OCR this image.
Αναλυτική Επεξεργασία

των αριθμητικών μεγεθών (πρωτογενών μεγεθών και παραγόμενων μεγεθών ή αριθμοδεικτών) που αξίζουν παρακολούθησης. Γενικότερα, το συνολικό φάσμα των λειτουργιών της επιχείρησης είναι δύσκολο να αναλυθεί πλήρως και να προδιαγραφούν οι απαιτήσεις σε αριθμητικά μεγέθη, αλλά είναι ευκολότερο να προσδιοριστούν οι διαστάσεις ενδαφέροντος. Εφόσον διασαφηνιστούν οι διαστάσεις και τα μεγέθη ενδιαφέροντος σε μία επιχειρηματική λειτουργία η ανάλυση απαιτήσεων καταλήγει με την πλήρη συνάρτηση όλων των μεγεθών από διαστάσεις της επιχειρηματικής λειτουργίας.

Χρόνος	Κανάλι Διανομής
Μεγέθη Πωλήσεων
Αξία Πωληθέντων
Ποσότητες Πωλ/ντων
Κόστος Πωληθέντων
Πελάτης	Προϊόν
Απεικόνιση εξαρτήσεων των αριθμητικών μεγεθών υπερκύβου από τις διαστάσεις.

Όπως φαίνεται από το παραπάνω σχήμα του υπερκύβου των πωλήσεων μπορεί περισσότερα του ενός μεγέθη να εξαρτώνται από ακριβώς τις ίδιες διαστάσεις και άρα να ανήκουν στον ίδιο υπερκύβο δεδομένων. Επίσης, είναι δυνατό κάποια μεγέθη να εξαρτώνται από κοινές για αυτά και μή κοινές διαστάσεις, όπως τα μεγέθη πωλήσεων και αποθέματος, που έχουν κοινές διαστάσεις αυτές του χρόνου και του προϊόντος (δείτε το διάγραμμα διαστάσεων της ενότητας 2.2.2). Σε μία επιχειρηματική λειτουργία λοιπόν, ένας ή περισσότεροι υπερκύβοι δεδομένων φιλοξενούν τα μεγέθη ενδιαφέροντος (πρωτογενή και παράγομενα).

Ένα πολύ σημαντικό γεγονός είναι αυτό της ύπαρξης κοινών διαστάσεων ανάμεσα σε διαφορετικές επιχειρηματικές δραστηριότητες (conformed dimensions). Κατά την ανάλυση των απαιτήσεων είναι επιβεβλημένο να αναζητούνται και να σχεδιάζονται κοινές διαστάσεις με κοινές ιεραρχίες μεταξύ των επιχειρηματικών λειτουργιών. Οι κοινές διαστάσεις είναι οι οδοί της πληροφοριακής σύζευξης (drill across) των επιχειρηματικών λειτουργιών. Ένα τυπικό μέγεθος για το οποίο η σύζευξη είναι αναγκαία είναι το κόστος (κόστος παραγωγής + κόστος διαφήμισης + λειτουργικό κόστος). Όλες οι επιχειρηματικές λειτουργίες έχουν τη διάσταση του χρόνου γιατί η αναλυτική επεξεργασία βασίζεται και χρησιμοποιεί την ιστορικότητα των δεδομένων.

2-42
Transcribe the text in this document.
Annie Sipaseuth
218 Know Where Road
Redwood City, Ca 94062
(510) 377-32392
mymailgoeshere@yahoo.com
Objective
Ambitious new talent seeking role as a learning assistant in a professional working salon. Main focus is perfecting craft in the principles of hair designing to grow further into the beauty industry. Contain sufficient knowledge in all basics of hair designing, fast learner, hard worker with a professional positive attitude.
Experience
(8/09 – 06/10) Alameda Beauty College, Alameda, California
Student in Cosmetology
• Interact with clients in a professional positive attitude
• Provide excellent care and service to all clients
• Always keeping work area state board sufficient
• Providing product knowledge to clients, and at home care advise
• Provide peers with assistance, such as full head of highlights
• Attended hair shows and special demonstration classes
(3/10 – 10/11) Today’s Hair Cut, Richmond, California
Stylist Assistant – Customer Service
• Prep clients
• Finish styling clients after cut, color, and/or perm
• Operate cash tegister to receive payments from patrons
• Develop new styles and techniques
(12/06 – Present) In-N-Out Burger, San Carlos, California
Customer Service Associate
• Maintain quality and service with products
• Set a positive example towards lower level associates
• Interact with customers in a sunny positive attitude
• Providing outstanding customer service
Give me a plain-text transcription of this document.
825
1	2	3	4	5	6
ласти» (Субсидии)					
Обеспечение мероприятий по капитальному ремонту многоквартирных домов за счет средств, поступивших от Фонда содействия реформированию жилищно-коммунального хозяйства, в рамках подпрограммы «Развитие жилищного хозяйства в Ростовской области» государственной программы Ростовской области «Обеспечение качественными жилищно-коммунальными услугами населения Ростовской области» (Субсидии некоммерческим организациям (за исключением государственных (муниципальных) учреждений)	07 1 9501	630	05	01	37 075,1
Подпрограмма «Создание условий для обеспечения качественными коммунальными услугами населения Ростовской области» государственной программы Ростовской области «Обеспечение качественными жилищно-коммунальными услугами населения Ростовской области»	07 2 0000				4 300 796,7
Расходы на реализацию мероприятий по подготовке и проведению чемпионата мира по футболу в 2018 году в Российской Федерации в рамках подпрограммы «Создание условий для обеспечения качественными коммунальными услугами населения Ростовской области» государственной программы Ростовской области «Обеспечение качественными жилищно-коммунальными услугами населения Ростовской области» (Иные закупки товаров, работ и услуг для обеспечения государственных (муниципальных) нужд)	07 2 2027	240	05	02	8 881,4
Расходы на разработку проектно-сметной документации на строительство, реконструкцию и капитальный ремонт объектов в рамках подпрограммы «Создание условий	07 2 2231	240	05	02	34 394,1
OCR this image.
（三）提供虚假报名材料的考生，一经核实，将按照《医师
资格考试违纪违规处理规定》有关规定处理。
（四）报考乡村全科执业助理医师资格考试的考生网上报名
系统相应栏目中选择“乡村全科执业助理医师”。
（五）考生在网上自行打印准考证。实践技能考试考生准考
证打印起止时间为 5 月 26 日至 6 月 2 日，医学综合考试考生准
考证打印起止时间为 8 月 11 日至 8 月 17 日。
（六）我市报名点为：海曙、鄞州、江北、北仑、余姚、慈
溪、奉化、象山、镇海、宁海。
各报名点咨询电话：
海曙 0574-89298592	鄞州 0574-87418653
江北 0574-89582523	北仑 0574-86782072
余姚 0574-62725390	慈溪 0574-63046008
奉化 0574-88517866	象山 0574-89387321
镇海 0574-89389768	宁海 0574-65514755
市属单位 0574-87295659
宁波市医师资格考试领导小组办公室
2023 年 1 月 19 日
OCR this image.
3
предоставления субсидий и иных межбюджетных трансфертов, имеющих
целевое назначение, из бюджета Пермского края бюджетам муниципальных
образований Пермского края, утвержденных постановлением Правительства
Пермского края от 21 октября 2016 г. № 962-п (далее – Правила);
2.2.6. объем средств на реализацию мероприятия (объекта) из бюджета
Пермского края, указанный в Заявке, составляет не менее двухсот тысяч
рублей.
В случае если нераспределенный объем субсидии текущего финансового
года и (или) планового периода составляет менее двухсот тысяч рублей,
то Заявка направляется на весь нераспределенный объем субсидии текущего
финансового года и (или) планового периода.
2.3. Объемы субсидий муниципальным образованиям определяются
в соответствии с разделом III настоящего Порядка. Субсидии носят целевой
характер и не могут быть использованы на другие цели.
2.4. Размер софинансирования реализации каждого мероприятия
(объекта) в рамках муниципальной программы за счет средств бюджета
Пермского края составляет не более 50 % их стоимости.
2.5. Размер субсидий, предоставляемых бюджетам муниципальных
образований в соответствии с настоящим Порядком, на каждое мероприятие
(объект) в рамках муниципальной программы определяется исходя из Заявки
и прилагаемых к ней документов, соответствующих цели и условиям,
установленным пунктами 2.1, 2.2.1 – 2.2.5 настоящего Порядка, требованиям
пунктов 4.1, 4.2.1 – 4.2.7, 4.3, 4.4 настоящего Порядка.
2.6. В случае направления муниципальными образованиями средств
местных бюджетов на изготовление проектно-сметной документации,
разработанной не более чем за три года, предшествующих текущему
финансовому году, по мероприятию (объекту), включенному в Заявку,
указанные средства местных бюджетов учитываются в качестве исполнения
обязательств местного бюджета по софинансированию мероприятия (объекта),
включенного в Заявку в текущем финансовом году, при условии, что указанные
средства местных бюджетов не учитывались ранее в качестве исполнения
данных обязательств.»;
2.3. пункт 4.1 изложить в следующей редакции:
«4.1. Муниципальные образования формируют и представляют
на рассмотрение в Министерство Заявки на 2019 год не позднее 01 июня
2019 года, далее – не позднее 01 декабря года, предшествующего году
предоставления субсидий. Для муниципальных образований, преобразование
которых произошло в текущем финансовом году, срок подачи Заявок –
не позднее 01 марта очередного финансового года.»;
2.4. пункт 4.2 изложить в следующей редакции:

## Instructions to follow:
Display every line of the listing that contains the string "финансового".

## Response for this exercise:
В случае если нераспределенный объем субсидии текущего финансового
финансового года и (или) планового периода.
не позднее 01 марта очередного финансового года.»;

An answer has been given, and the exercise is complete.